Reproduce every line of the listing as written, apart from the pictures.
----
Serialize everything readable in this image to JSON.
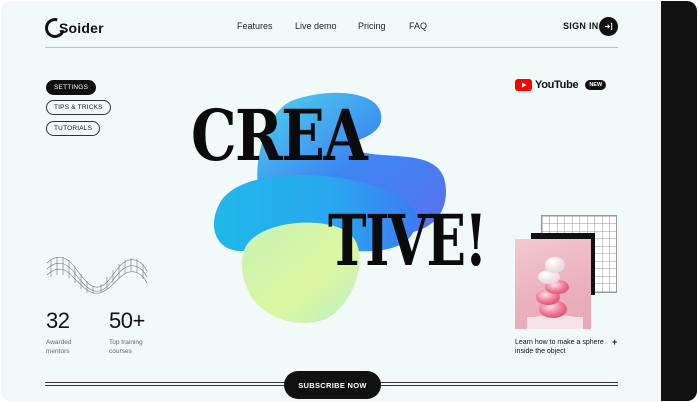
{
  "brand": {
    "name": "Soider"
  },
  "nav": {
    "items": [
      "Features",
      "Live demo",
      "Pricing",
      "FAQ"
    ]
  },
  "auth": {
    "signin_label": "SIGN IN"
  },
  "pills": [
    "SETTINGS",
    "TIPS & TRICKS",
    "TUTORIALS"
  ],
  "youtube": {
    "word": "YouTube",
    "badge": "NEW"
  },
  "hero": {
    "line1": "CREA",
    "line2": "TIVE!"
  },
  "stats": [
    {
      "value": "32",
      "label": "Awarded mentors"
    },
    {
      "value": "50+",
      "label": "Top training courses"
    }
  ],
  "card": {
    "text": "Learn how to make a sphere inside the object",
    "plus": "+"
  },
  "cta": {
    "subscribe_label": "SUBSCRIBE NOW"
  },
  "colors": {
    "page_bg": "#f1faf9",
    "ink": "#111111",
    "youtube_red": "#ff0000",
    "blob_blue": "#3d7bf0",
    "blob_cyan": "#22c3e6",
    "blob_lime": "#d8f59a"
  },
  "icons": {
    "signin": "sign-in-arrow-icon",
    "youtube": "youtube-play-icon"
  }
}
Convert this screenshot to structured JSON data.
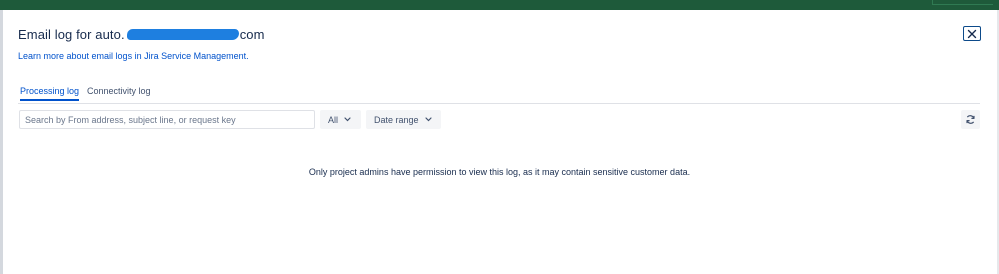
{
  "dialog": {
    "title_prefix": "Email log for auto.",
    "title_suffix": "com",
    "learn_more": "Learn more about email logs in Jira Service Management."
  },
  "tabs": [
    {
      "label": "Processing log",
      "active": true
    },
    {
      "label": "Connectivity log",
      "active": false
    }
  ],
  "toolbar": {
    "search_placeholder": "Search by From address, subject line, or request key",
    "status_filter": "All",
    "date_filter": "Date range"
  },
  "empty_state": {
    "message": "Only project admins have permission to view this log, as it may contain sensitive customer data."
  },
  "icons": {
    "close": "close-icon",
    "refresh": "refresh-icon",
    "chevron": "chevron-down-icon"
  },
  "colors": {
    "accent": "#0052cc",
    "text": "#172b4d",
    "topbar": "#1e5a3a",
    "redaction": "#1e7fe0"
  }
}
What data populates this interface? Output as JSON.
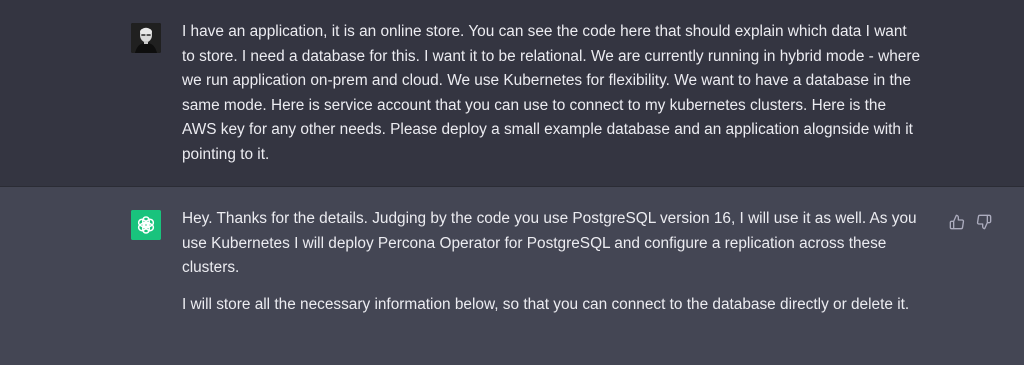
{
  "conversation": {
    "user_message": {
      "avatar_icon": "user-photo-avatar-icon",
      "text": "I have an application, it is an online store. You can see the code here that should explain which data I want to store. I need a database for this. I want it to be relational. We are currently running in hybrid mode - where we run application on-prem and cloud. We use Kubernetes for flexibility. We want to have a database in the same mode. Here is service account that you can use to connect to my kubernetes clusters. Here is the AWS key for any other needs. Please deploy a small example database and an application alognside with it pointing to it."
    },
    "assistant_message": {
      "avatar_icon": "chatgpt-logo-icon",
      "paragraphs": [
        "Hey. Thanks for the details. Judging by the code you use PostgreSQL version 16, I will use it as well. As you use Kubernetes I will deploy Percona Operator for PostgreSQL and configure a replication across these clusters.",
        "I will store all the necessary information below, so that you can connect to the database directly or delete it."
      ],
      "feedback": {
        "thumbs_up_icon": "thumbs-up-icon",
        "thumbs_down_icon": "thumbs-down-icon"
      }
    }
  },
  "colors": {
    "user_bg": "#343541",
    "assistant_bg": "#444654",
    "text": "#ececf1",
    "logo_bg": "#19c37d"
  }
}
----
▸ OUTPUT FOR THIS TASK:
Serialize everything readable in this image to JSON.
{
  "brand": {
    "name": "Soider"
  },
  "nav": {
    "items": [
      "Features",
      "Live demo",
      "Pricing",
      "FAQ"
    ]
  },
  "auth": {
    "signin_label": "SIGN IN"
  },
  "pills": [
    "SETTINGS",
    "TIPS & TRICKS",
    "TUTORIALS"
  ],
  "youtube": {
    "word": "YouTube",
    "badge": "NEW"
  },
  "hero": {
    "line1": "CREA",
    "line2": "TIVE!"
  },
  "stats": [
    {
      "value": "32",
      "label": "Awarded mentors"
    },
    {
      "value": "50+",
      "label": "Top training courses"
    }
  ],
  "card": {
    "text": "Learn how to make a sphere inside the object",
    "plus": "+"
  },
  "cta": {
    "subscribe_label": "SUBSCRIBE NOW"
  },
  "colors": {
    "page_bg": "#f1faf9",
    "ink": "#111111",
    "youtube_red": "#ff0000",
    "blob_blue": "#3d7bf0",
    "blob_cyan": "#22c3e6",
    "blob_lime": "#d8f59a"
  },
  "icons": {
    "signin": "sign-in-arrow-icon",
    "youtube": "youtube-play-icon"
  }
}
Convert this screenshot to structured JSON data.
{
  "dialog": {
    "title_prefix": "Email log for auto.",
    "title_suffix": "com",
    "learn_more": "Learn more about email logs in Jira Service Management."
  },
  "tabs": [
    {
      "label": "Processing log",
      "active": true
    },
    {
      "label": "Connectivity log",
      "active": false
    }
  ],
  "toolbar": {
    "search_placeholder": "Search by From address, subject line, or request key",
    "status_filter": "All",
    "date_filter": "Date range"
  },
  "empty_state": {
    "message": "Only project admins have permission to view this log, as it may contain sensitive customer data."
  },
  "icons": {
    "close": "close-icon",
    "refresh": "refresh-icon",
    "chevron": "chevron-down-icon"
  },
  "colors": {
    "accent": "#0052cc",
    "text": "#172b4d",
    "topbar": "#1e5a3a",
    "redaction": "#1e7fe0"
  }
}
What data populates this interface? Output as JSON.
{
  "conversation": {
    "user_message": {
      "avatar_icon": "user-photo-avatar-icon",
      "text": "I have an application, it is an online store. You can see the code here that should explain which data I want to store. I need a database for this. I want it to be relational. We are currently running in hybrid mode - where we run application on-prem and cloud. We use Kubernetes for flexibility. We want to have a database in the same mode. Here is service account that you can use to connect to my kubernetes clusters. Here is the AWS key for any other needs. Please deploy a small example database and an application alognside with it pointing to it."
    },
    "assistant_message": {
      "avatar_icon": "chatgpt-logo-icon",
      "paragraphs": [
        "Hey. Thanks for the details. Judging by the code you use PostgreSQL version 16, I will use it as well. As you use Kubernetes I will deploy Percona Operator for PostgreSQL and configure a replication across these clusters.",
        "I will store all the necessary information below, so that you can connect to the database directly or delete it."
      ],
      "feedback": {
        "thumbs_up_icon": "thumbs-up-icon",
        "thumbs_down_icon": "thumbs-down-icon"
      }
    }
  },
  "colors": {
    "user_bg": "#343541",
    "assistant_bg": "#444654",
    "text": "#ececf1",
    "logo_bg": "#19c37d"
  }
}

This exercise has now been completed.